- _Written task_:
Reproduce all entries precisely as they are written.

- _Dataset rows_:

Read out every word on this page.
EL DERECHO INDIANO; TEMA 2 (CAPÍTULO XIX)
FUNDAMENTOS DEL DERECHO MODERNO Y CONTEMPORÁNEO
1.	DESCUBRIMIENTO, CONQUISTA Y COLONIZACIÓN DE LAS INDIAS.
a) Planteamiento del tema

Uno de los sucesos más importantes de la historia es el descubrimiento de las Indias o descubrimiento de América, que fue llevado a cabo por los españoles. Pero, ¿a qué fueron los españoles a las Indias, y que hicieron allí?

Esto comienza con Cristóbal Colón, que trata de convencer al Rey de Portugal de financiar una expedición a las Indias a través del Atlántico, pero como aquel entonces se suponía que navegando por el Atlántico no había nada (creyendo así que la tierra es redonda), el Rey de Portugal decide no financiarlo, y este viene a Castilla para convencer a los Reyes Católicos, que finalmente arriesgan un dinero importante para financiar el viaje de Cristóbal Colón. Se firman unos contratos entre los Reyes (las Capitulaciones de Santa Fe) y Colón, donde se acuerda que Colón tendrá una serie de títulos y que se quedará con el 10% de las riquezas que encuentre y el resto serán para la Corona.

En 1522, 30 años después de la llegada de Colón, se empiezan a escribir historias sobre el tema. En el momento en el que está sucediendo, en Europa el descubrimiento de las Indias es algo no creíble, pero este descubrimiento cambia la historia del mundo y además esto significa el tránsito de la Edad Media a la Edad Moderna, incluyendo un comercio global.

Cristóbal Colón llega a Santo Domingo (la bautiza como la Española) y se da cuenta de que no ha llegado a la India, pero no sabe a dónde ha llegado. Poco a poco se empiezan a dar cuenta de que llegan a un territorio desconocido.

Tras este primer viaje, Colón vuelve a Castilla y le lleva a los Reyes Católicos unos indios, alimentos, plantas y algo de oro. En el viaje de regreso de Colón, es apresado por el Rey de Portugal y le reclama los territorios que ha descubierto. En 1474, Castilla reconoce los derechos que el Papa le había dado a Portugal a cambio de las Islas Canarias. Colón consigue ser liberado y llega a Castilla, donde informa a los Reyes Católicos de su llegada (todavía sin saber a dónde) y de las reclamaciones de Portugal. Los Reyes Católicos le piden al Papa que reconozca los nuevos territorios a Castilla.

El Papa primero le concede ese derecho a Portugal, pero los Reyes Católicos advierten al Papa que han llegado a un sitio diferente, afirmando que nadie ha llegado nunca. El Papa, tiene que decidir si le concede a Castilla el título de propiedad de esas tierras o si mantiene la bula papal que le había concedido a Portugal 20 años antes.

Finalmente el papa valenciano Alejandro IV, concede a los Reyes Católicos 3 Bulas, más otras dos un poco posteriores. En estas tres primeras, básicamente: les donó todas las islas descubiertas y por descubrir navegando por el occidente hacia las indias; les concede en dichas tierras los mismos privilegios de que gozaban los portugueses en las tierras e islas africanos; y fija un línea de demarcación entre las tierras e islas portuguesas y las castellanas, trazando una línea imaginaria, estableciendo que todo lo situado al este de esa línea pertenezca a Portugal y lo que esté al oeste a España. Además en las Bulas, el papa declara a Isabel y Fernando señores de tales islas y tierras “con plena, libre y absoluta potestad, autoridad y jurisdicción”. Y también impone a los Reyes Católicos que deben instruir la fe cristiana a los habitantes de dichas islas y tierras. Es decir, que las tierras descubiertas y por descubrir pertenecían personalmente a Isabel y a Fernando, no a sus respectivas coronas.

- _Output below_:
Read out every word on this page.
EL DERECHO INDIANO; TEMA 2 (CAPÍTULO XIX)
FUNDAMENTOS DEL DERECHO MODERNO Y CONTEMPORÁNEO
1.	DESCUBRIMIENTO, CONQUISTA Y COLONIZACIÓN DE LAS INDIAS.
a) Planteamiento del tema

Uno de los sucesos más importantes de la historia es el descubrimiento de las Indias o descubrimiento de América, que fue llevado a cabo por los españoles. Pero, ¿a qué fueron los españoles a las Indias, y que hicieron allí?

Esto comienza con Cristóbal Colón, que trata de convencer al Rey de Portugal de financiar una expedición a las Indias a través del Atlántico, pero como aquel entonces se suponía que navegando por el Atlántico no había nada (creyendo así que la tierra es redonda), el Rey de Portugal decide no financiarlo, y este viene a Castilla para convencer a los Reyes Católicos, que finalmente arriesgan un dinero importante para financiar el viaje de Cristóbal Colón. Se firman unos contratos entre los Reyes (las Capitulaciones de Santa Fe) y Colón, donde se acuerda que Colón tendrá una serie de títulos y que se quedará con el 10% de las riquezas que encuentre y el resto serán para la Corona.

En 1522, 30 años después de la llegada de Colón, se empiezan a escribir historias sobre el tema. En el momento en el que está sucediendo, en Europa el descubrimiento de las Indias es algo no creíble, pero este descubrimiento cambia la historia del mundo y además esto significa el tránsito de la Edad Media a la Edad Moderna, incluyendo un comercio global.

Cristóbal Colón llega a Santo Domingo (la bautiza como la Española) y se da cuenta de que no ha llegado a la India, pero no sabe a dónde ha llegado. Poco a poco se empiezan a dar cuenta de que llegan a un territorio desconocido.

Tras este primer viaje, Colón vuelve a Castilla y le lleva a los Reyes Católicos unos indios, alimentos, plantas y algo de oro. En el viaje de regreso de Colón, es apresado por el Rey de Portugal y le reclama los territorios que ha descubierto. En 1474, Castilla reconoce los derechos que el Papa le había dado a Portugal a cambio de las Islas Canarias. Colón consigue ser liberado y llega a Castilla, donde informa a los Reyes Católicos de su llegada (todavía sin saber a dónde) y de las reclamaciones de Portugal. Los Reyes Católicos le piden al Papa que reconozca los nuevos territorios a Castilla.

El Papa primero le concede ese derecho a Portugal, pero los Reyes Católicos advierten al Papa que han llegado a un sitio diferente, afirmando que nadie ha llegado nunca. El Papa, tiene que decidir si le concede a Castilla el título de propiedad de esas tierras o si mantiene la bula papal que le había concedido a Portugal 20 años antes.

Finalmente el papa valenciano Alejandro IV, concede a los Reyes Católicos 3 Bulas, más otras dos un poco posteriores. En estas tres primeras, básicamente: les donó todas las islas descubiertas y por descubrir navegando por el occidente hacia las indias; les concede en dichas tierras los mismos privilegios de que gozaban los portugueses en las tierras e islas africanos; y fija un línea de demarcación entre las tierras e islas portuguesas y las castellanas, trazando una línea imaginaria, estableciendo que todo lo situado al este de esa línea pertenezca a Portugal y lo que esté al oeste a España. Además en las Bulas, el papa declara a Isabel y Fernando señores de tales islas y tierras “con plena, libre y absoluta potestad, autoridad y jurisdicción”. Y también impone a los Reyes Católicos que deben instruir la fe cristiana a los habitantes de dichas islas y tierras. Es decir, que las tierras descubiertas y por descubrir pertenecían personalmente a Isabel y a Fernando, no a sus respectivas coronas.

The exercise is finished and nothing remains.